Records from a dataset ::
----------
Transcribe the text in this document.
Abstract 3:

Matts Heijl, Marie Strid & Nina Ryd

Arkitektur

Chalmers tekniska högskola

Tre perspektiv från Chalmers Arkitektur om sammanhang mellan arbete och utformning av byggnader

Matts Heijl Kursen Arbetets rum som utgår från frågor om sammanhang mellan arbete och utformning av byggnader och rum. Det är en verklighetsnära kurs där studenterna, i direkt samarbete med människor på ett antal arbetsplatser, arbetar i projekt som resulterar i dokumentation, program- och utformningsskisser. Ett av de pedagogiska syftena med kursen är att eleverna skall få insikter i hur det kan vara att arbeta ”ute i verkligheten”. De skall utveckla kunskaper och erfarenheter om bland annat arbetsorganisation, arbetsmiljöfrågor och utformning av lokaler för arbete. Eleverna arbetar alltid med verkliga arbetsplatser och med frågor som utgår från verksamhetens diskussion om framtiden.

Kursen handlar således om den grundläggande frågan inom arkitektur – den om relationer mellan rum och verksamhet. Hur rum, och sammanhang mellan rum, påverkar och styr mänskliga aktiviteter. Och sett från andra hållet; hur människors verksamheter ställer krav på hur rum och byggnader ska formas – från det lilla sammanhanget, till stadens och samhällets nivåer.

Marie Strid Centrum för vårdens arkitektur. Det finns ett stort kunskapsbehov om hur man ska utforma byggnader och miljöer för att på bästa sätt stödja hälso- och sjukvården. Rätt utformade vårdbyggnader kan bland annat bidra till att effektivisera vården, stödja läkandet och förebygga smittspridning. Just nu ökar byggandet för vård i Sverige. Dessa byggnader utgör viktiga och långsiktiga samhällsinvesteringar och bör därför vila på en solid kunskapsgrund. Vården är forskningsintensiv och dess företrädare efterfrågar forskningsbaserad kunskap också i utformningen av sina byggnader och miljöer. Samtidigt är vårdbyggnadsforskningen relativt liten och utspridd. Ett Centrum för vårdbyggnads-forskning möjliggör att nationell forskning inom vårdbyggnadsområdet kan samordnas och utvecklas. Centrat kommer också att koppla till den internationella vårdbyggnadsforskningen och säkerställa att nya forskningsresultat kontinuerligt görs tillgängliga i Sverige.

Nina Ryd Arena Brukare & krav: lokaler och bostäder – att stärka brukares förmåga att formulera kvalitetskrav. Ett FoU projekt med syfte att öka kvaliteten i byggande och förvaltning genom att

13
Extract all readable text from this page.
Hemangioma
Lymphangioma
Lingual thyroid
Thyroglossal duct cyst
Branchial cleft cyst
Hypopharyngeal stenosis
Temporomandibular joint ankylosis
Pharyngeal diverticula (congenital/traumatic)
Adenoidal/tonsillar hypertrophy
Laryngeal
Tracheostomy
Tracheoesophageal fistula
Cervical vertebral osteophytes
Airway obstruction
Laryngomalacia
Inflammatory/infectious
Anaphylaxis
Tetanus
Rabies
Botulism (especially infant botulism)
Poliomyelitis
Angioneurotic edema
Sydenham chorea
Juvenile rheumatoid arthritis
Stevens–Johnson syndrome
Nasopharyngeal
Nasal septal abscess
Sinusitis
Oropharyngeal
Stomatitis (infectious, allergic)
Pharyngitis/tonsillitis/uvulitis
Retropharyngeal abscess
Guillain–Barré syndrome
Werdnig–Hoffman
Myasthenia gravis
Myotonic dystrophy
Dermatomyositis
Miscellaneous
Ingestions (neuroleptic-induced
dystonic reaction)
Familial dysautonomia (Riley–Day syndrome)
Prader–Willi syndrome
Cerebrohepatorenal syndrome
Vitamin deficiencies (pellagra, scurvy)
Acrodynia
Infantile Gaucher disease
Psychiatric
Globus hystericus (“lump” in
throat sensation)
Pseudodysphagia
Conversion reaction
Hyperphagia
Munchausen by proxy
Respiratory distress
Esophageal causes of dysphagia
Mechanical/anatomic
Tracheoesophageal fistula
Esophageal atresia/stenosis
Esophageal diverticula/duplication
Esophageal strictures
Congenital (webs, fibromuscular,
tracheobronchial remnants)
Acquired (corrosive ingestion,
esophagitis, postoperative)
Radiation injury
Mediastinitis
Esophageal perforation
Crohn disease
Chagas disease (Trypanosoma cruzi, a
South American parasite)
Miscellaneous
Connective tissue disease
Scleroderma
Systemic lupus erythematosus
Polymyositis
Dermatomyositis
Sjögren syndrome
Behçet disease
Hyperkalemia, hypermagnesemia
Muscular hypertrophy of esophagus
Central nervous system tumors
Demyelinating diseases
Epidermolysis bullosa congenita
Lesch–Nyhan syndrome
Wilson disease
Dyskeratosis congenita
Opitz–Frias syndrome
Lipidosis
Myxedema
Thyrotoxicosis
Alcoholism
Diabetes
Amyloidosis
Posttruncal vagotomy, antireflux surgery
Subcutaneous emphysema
----------
WORK TO BE COMPLETED :: Within the data, how many lines hold the string "hypertrophy"? Answer with the number and nothing more.

FINISHED TASK :: 2